Your objective
Identify the lines containing the word "title". Copy each one.

[Data items]
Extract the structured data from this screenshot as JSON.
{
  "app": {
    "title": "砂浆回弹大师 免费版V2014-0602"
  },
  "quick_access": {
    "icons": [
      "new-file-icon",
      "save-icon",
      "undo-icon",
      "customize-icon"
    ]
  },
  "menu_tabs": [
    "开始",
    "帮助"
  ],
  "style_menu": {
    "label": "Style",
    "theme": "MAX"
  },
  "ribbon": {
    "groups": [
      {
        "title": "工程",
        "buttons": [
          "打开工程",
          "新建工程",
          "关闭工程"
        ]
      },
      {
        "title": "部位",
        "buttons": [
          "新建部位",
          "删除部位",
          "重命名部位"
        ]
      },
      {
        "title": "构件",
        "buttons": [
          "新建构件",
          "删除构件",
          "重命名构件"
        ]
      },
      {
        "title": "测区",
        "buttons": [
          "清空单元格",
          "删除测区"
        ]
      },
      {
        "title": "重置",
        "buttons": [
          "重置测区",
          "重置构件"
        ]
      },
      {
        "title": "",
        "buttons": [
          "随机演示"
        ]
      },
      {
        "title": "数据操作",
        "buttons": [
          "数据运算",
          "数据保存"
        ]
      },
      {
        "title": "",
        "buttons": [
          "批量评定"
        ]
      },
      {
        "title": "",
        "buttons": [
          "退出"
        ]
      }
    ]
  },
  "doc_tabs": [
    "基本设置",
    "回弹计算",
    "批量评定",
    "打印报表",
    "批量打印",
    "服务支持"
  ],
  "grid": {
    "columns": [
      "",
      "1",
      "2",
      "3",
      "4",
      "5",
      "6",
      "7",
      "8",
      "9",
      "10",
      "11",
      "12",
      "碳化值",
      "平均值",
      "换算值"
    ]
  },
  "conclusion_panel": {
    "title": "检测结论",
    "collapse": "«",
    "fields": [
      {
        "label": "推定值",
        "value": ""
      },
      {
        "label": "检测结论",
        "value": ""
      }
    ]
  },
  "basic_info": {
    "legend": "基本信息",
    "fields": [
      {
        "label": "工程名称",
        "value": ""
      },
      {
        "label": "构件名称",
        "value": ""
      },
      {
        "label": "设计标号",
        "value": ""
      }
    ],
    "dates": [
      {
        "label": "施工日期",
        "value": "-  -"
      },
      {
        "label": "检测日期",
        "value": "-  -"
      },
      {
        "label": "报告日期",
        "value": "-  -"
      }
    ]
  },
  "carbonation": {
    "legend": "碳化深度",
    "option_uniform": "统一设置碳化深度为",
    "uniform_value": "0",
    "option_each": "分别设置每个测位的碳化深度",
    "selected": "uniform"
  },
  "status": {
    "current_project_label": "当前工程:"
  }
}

Output of the exercise
    "title": "砂浆回弹大师 免费版V2014-0602"
        "title": "工程",
        "title": "部位",
        "title": "构件",
        "title": "测区",
        "title": "重置",
        "title": "",
        "title": "数据操作",
        "title": "",
        "title": "",
    "title": "检测结论",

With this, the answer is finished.